WHAT THE TASK REQUIRES
Take each line that has the word "backgrounds" and return it.

··· WORKING DATA ···

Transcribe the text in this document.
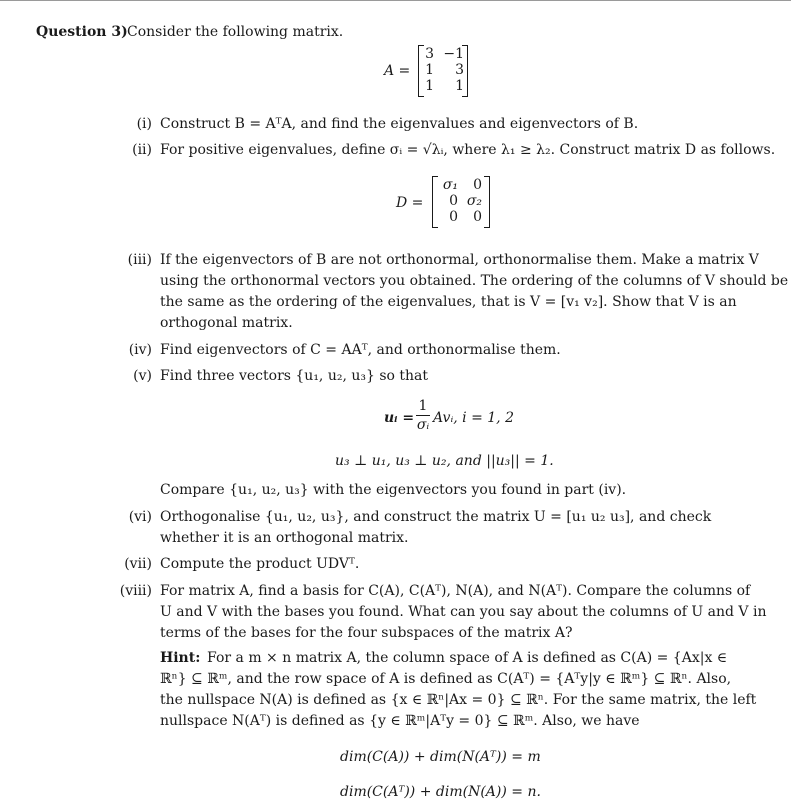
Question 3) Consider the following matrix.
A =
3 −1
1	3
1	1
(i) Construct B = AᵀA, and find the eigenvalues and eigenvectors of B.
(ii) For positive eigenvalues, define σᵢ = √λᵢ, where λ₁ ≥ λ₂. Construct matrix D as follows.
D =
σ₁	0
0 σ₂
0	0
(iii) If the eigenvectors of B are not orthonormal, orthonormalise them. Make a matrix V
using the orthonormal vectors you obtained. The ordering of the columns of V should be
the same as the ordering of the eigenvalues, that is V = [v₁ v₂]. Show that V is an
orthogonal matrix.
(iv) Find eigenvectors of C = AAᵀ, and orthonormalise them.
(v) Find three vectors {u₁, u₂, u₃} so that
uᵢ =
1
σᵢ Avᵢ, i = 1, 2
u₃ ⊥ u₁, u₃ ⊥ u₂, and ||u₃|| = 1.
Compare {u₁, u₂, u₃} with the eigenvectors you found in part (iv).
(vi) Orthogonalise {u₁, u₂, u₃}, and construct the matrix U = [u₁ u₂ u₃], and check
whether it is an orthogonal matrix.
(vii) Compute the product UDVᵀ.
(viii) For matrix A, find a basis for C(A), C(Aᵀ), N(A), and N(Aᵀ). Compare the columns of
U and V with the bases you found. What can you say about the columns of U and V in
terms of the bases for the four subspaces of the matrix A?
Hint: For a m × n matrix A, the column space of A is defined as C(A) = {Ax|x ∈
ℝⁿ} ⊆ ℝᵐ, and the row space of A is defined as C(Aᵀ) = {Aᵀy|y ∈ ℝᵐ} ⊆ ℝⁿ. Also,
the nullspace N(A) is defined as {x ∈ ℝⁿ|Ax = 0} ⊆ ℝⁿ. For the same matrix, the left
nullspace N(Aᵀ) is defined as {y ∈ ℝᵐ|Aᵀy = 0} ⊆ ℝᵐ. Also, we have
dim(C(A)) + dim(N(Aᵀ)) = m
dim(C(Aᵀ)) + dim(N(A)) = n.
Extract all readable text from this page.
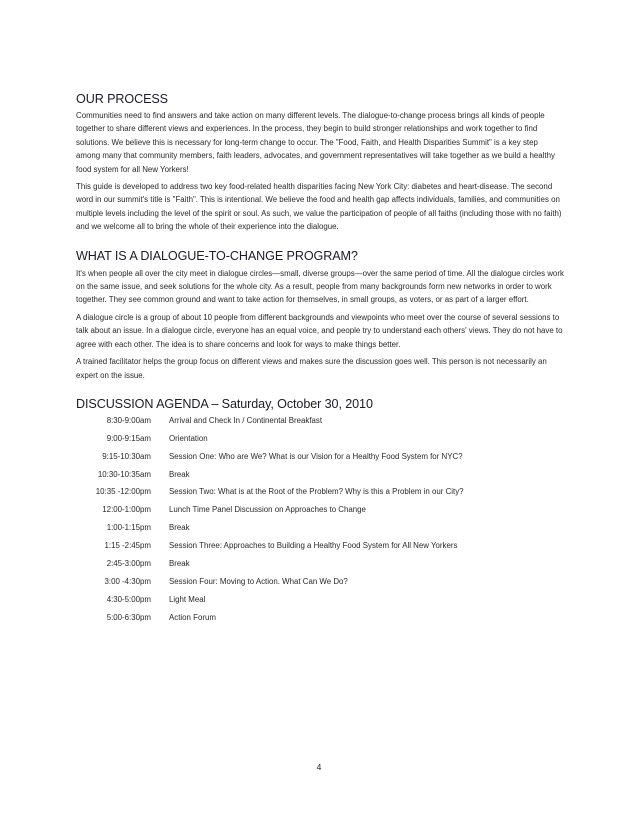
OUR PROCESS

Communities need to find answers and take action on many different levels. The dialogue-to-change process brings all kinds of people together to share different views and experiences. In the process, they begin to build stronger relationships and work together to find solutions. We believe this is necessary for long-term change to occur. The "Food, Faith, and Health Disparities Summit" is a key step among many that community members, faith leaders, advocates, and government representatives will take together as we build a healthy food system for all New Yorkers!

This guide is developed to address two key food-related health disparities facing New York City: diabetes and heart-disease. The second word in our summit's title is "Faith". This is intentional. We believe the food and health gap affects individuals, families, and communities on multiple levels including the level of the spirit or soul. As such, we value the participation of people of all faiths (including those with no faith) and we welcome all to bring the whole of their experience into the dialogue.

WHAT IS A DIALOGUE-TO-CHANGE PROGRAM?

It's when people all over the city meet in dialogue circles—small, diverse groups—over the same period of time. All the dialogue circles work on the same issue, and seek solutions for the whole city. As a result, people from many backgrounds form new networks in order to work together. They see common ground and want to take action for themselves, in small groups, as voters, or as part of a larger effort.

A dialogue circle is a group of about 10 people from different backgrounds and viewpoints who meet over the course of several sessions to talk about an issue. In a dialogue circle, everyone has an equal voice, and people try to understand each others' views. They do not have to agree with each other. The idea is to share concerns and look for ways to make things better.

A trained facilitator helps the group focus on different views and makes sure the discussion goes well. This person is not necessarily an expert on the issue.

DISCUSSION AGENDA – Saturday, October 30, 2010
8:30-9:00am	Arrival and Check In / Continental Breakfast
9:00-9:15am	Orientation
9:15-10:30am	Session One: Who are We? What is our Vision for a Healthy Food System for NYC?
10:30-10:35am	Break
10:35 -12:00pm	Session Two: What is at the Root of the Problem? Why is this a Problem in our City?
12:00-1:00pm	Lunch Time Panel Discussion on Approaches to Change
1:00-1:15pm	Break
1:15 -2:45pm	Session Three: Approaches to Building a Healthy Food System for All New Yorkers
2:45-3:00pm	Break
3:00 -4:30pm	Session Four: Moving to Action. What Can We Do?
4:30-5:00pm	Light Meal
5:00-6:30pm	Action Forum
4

···

WRITTEN ANSWER
It's when people all over the city meet in dialogue circles—small, diverse groups—over the same period of time. All the dialogue circles work on the same issue, and seek solutions for the whole city. As a result, people from many backgrounds form new networks in order to work together. They see common ground and want to take action for themselves, in small groups, as voters, or as part of a larger effort.
A dialogue circle is a group of about 10 people from different backgrounds and viewpoints who meet over the course of several sessions to talk about an issue. In a dialogue circle, everyone has an equal voice, and people try to understand each others' views. They do not have to agree with each other. The idea is to share concerns and look for ways to make things better.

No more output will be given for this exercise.